▶ [WRITTEN EXERCISE] Please extract, word for word, the lines in the records below from the line with "background-text: es (720, 10, 727, 24)" up to and including the line with "radio-custom[interactable] (208, 342, 221, 355)".

Dataset records
* * * * * * * * *

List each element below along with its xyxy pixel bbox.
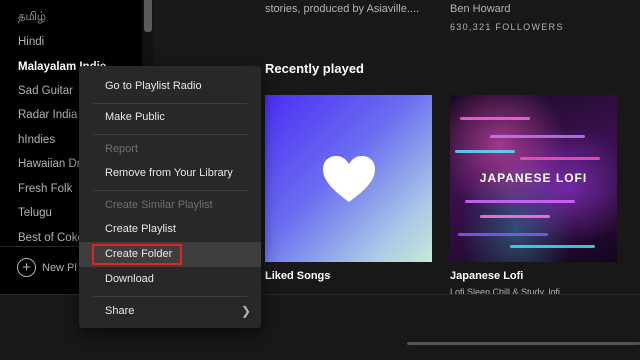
menu-item-create-folder[interactable]: Create Folder: [79, 242, 261, 267]
plus-circle-icon: +: [17, 258, 36, 277]
new-playlist-button[interactable]: + New Pl: [17, 258, 77, 277]
volume-bar[interactable]: [407, 342, 640, 345]
menu-item-go-to-playlist-radio[interactable]: Go to Playlist Radio: [79, 74, 261, 99]
menu-item-make-public[interactable]: Make Public: [79, 105, 261, 130]
context-menu: Go to Playlist Radio Make Public Report …: [79, 66, 261, 328]
menu-item-report: Report: [105, 143, 139, 155]
highlight-box: [92, 244, 182, 265]
playlist-description: stories, produced by Asiaville....: [265, 3, 420, 15]
artist-followers: 630,321 FOLLOWERS: [450, 22, 564, 32]
menu-separator: [93, 190, 247, 191]
section-title-recently-played[interactable]: Recently played: [265, 61, 364, 76]
chevron-right-icon: ❯: [240, 304, 251, 318]
menu-item-remove-from-library[interactable]: Remove from Your Library: [79, 161, 261, 186]
artist-name[interactable]: Ben Howard: [450, 3, 511, 15]
heart-icon: [322, 155, 375, 202]
menu-separator: [93, 134, 247, 135]
menu-item-share[interactable]: Share ❯: [79, 299, 261, 324]
card-title-japanese-lofi[interactable]: Japanese Lofi: [450, 270, 523, 282]
liked-songs-art[interactable]: [265, 95, 432, 262]
menu-item-share-label: Share: [105, 305, 135, 317]
menu-separator: [93, 296, 247, 297]
japanese-lofi-art[interactable]: JAPANESE LOFI: [450, 95, 617, 262]
menu-item-create-similar-playlist: Create Similar Playlist: [105, 199, 213, 211]
sidebar-item-hindi[interactable]: Hindi: [18, 35, 140, 49]
menu-item-download[interactable]: Download: [79, 267, 261, 292]
japanese-lofi-art-text: JAPANESE LOFI: [479, 171, 588, 185]
sidebar-item-tamil[interactable]: தமிழ்: [18, 10, 140, 24]
menu-item-create-playlist[interactable]: Create Playlist: [79, 217, 261, 242]
card-title-liked-songs[interactable]: Liked Songs: [265, 270, 330, 282]
new-playlist-label: New Pl: [42, 261, 77, 274]
sidebar-scrollbar-thumb[interactable]: [144, 0, 152, 32]
menu-separator: [93, 103, 247, 104]
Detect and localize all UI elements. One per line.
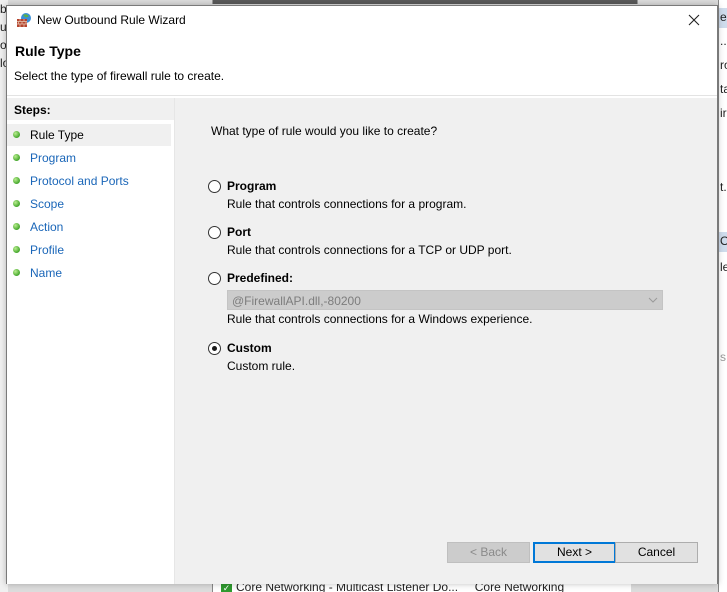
background-text: es (720, 10, 727, 24)
background-row-group: Core Networking (474, 584, 565, 592)
radio-port[interactable] (208, 226, 221, 239)
option-description: Rule that controls connections for a pro… (227, 197, 467, 211)
step-scope[interactable]: Scope (7, 193, 171, 215)
step-label: Scope (30, 197, 65, 211)
step-label: Name (30, 266, 63, 280)
radio-custom[interactable] (208, 342, 221, 355)
background-text: ta (720, 82, 727, 96)
step-protocol-and-ports[interactable]: Protocol and Ports (7, 170, 171, 192)
page-subtitle: Select the type of firewall rule to crea… (14, 69, 225, 83)
step-program[interactable]: Program (7, 147, 171, 169)
back-button[interactable]: < Back (447, 542, 530, 563)
title-bar[interactable]: New Outbound Rule Wizard (7, 6, 717, 34)
background-text: iro (720, 106, 727, 120)
step-label: Action (30, 220, 64, 234)
background-text: s (720, 350, 726, 364)
predefined-rule-select[interactable]: @FirewallAPI.dll,-80200 (227, 290, 663, 310)
status-dot-icon (13, 200, 20, 207)
background-row-name: Core Networking - Multicast Listener Do.… (236, 584, 459, 592)
check-icon: ✓ (221, 584, 232, 592)
status-dot-icon (13, 223, 20, 230)
status-dot-icon (13, 269, 20, 276)
option-description: Custom rule. (227, 359, 296, 373)
option-label[interactable]: Custom (227, 341, 272, 355)
firewall-icon (16, 12, 32, 28)
background-app-bottom: ✓ Core Networking - Multicast Listener Do… (212, 584, 631, 592)
status-dot-icon (13, 246, 20, 253)
background-app-right: es ... ro ta iro t. O le s (718, 0, 727, 592)
background-app-top (212, 0, 638, 4)
background-text: le (720, 260, 727, 274)
next-button[interactable]: Next > (533, 542, 616, 563)
background-text: t. (720, 180, 727, 194)
step-label: Program (30, 151, 77, 165)
option-label[interactable]: Program (227, 179, 276, 193)
question-text: What type of rule would you like to crea… (211, 124, 438, 138)
close-icon (688, 14, 700, 26)
radio-program[interactable] (208, 180, 221, 193)
chevron-down-icon (648, 297, 658, 303)
content-panel: What type of rule would you like to crea… (175, 98, 717, 584)
background-text: O (720, 234, 727, 248)
option-description: Rule that controls connections for a Win… (227, 312, 533, 326)
step-label: Protocol and Ports (30, 174, 129, 188)
option-label[interactable]: Predefined: (227, 271, 293, 285)
window-title: New Outbound Rule Wizard (37, 13, 186, 27)
status-dot-icon (13, 131, 20, 138)
header-divider (7, 95, 717, 96)
select-value: @FirewallAPI.dll,-80200 (232, 294, 361, 308)
step-label: Profile (30, 243, 65, 257)
step-rule-type[interactable]: Rule Type (7, 124, 171, 146)
status-dot-icon (13, 177, 20, 184)
radio-predefined[interactable] (208, 272, 221, 285)
background-row: ✓ Core Networking - Multicast Listener Do… (221, 584, 564, 592)
step-name[interactable]: Name (7, 262, 171, 284)
option-description: Rule that controls connections for a TCP… (227, 243, 512, 257)
steps-panel: Steps: Rule Type Program Protocol and Po… (7, 98, 175, 584)
status-dot-icon (13, 154, 20, 161)
option-label[interactable]: Port (227, 225, 251, 239)
page-title: Rule Type (15, 43, 81, 59)
wizard-dialog: New Outbound Rule Wizard Rule Type Selec… (6, 5, 718, 584)
steps-heading: Steps: (7, 98, 174, 121)
step-profile[interactable]: Profile (7, 239, 171, 261)
close-button[interactable] (671, 6, 717, 34)
step-action[interactable]: Action (7, 216, 171, 238)
steps-heading-label: Steps: (14, 103, 51, 117)
background-text: ro (720, 58, 727, 72)
cancel-button[interactable]: Cancel (615, 542, 698, 563)
background-text: ... (720, 34, 727, 48)
step-label: Rule Type (30, 128, 84, 142)
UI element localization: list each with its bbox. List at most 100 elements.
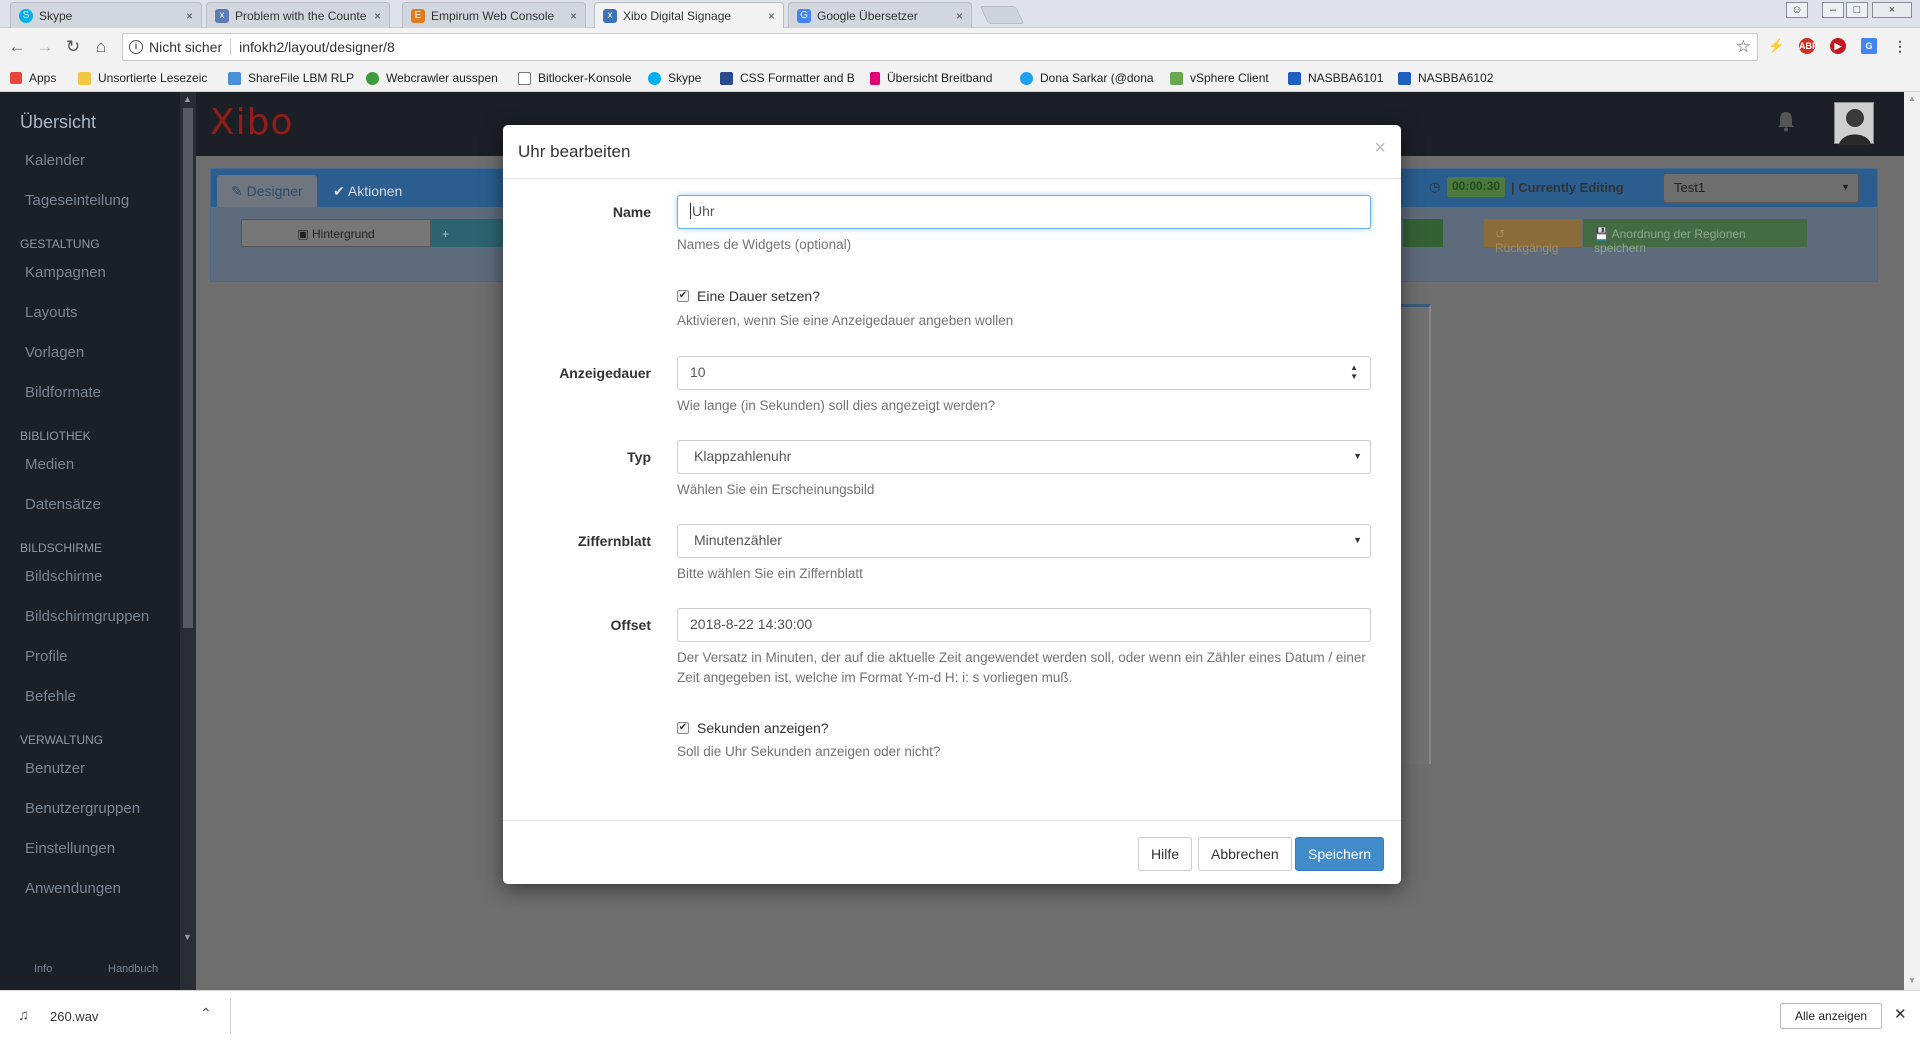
browser-tab[interactable]: S Skype × (10, 2, 202, 28)
bookmark-item[interactable]: ShareFile LBM RLP (228, 71, 354, 85)
checkbox-checked-icon[interactable]: ✔ (677, 290, 689, 302)
sidebar-item[interactable]: Layouts (25, 304, 78, 321)
sidebar-info-link[interactable]: Info (34, 963, 52, 975)
scroll-up-icon[interactable]: ▲ (1908, 94, 1916, 103)
maximize-button[interactable]: □ (1846, 2, 1868, 18)
url-field[interactable]: i Nicht sicher infokh2/layout/designer/8… (122, 33, 1758, 61)
green-action-button[interactable] (1403, 219, 1443, 247)
sidebar-item[interactable]: Bildschirme (25, 568, 103, 585)
sidebar-item[interactable]: Benutzergruppen (25, 800, 140, 817)
offset-field[interactable]: 2018-8-22 14:30:00 (677, 608, 1371, 642)
chevron-up-icon[interactable]: ⌃ (200, 1005, 212, 1022)
scrollbar-thumb[interactable] (183, 108, 193, 628)
sidebar-item[interactable]: Kampagnen (25, 264, 106, 281)
scroll-up-icon[interactable]: ▲ (183, 94, 192, 104)
name-field[interactable]: Uhr (677, 195, 1371, 229)
close-icon[interactable]: × (956, 9, 963, 23)
page-scrollbar[interactable]: ▲ ▼ (1904, 92, 1920, 990)
browser-tab[interactable]: G Google Übersetzer × (788, 2, 972, 28)
menu-icon[interactable]: ⋮ (1892, 38, 1908, 54)
sidebar-item[interactable]: Vorlagen (25, 344, 84, 361)
bookmark-apps[interactable]: Apps (10, 71, 56, 85)
back-icon[interactable]: ← (6, 36, 28, 58)
sidebar-item[interactable]: Kalender (25, 152, 85, 169)
cancel-button[interactable]: Abbrechen (1198, 837, 1292, 871)
clock-face-select[interactable]: Minutenzähler ▼ (677, 524, 1371, 558)
close-icon[interactable]: × (768, 9, 775, 23)
bookmark-item[interactable]: Bitlocker-Konsole (518, 71, 631, 85)
name-label: Name (612, 204, 651, 220)
background-button[interactable]: ▣ Hintergrund (241, 219, 431, 247)
close-icon[interactable]: ✕ (1894, 1005, 1907, 1023)
translate-extension-icon[interactable]: G (1861, 38, 1877, 54)
help-button[interactable]: Hilfe (1138, 837, 1193, 871)
flash-extension-icon[interactable]: ⚡ (1768, 38, 1784, 54)
info-icon[interactable]: i (129, 40, 143, 54)
sidebar-scrollbar[interactable]: ▲ ▼ (180, 92, 196, 990)
sidebar-item[interactable]: Befehle (25, 688, 76, 705)
sidebar-manual-link[interactable]: Handbuch (108, 963, 158, 975)
sidebar-item[interactable]: Bildschirmgruppen (25, 608, 149, 625)
bookmark-item[interactable]: vSphere Client (1170, 71, 1269, 85)
bookmark-item[interactable]: Dona Sarkar (@dona (1020, 71, 1154, 85)
sidebar-item[interactable]: Tageseinteilung (25, 192, 129, 209)
xibo-logo[interactable]: Xibo (210, 102, 294, 143)
close-icon[interactable]: × (186, 9, 193, 23)
sidebar-item[interactable]: Benutzer (25, 760, 85, 777)
tab-designer[interactable]: ✎ Designer (217, 175, 317, 207)
show-all-button[interactable]: Alle anzeigen (1780, 1003, 1883, 1029)
adblock-extension-icon[interactable]: ABP (1799, 38, 1818, 54)
duration-stepper[interactable]: 10 ▲ ▼ (677, 356, 1371, 390)
checkbox-checked-icon[interactable]: ✔ (677, 722, 689, 734)
bell-icon[interactable] (1776, 110, 1796, 132)
bookmark-star-icon[interactable]: ☆ (1736, 37, 1751, 57)
type-select[interactable]: Klappzahlenuhr ▼ (677, 440, 1371, 474)
forward-icon[interactable]: → (34, 36, 56, 58)
url-text[interactable]: infokh2/layout/designer/8 (239, 39, 1736, 55)
sidebar-title[interactable]: Übersicht (20, 112, 96, 133)
browser-tab[interactable]: x Problem with the Counte × (206, 2, 390, 28)
home-icon[interactable]: ⌂ (90, 36, 112, 58)
tab-actions[interactable]: ✔ Aktionen (319, 175, 416, 207)
close-icon[interactable]: × (1374, 137, 1386, 160)
minimize-button[interactable]: – (1822, 2, 1844, 18)
browser-tab-active[interactable]: x Xibo Digital Signage × (594, 2, 784, 28)
sidebar-item[interactable]: Einstellungen (25, 840, 115, 857)
sidebar-item[interactable]: Datensätze (25, 496, 101, 513)
xibo-favicon-icon: x (215, 8, 229, 23)
add-region-button[interactable]: + (431, 219, 511, 247)
duration-help: Wie lange (in Sekunden) soll dies angeze… (677, 398, 996, 413)
sidebar-item[interactable]: Bildformate (25, 384, 101, 401)
bookmark-item[interactable]: CSS Formatter and B (720, 71, 855, 85)
show-seconds-checkbox[interactable]: ✔ Sekunden anzeigen? (677, 720, 829, 736)
spinner-arrows-icon[interactable]: ▲ ▼ (1350, 363, 1358, 381)
scroll-down-icon[interactable]: ▼ (183, 932, 192, 942)
layout-select[interactable]: Test1 ▼ (1663, 173, 1859, 203)
download-file-name[interactable]: 260.wav (50, 1009, 98, 1024)
browser-tab[interactable]: E Empirum Web Console × (402, 2, 586, 28)
undo-button[interactable]: ↺ Rückgängig (1484, 219, 1582, 255)
bookmark-item[interactable]: NASBBA6102 (1398, 71, 1493, 85)
sidebar-item[interactable]: Anwendungen (25, 880, 121, 897)
bookmark-item[interactable]: Skype (648, 71, 701, 85)
bookmark-item[interactable]: NASBBA6101 (1288, 71, 1383, 85)
bookmark-item[interactable]: Webcrawler ausspen (366, 71, 498, 85)
new-tab-button[interactable] (979, 6, 1025, 24)
reload-icon[interactable]: ↻ (62, 36, 84, 58)
avatar[interactable] (1834, 102, 1874, 145)
bookmark-folder[interactable]: Unsortierte Lesezeic (78, 71, 207, 85)
sidebar-item[interactable]: Medien (25, 456, 74, 473)
save-button[interactable]: Speichern (1295, 837, 1385, 871)
video-extension-icon[interactable]: ▶ (1830, 38, 1846, 54)
tab-title: Google Übersetzer (817, 8, 918, 23)
scroll-down-icon[interactable]: ▼ (1908, 976, 1916, 985)
window-close-button[interactable]: × (1872, 2, 1912, 18)
close-icon[interactable]: × (570, 9, 577, 23)
save-regions-button[interactable]: 💾 Anordnung der Regionen speichern (1583, 219, 1807, 255)
sidebar-item[interactable]: Profile (25, 648, 68, 665)
set-duration-checkbox[interactable]: ✔ Eine Dauer setzen? (677, 288, 820, 304)
close-icon[interactable]: × (374, 9, 381, 23)
profile-icon[interactable]: ☺ (1786, 2, 1808, 18)
security-indicator[interactable]: Nicht sicher (149, 39, 232, 55)
bookmark-item[interactable]: Übersicht Breitband (870, 71, 992, 85)
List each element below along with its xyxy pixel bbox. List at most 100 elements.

* * * * * * * * *

▶ [SOLUTION TO THE EXERCISE]
background-text: es (720, 10, 727, 24)
background-row-group: Core Networking (474, 584, 565, 592)
radio-port[interactable] (208, 226, 221, 239)
option-description: Rule that controls connections for a pro… (227, 197, 467, 211)
step-scope[interactable]: Scope (7, 193, 171, 215)
step-label: Scope (30, 197, 65, 211)
step-label: Name (30, 266, 63, 280)
radio-custom[interactable] (208, 342, 221, 355)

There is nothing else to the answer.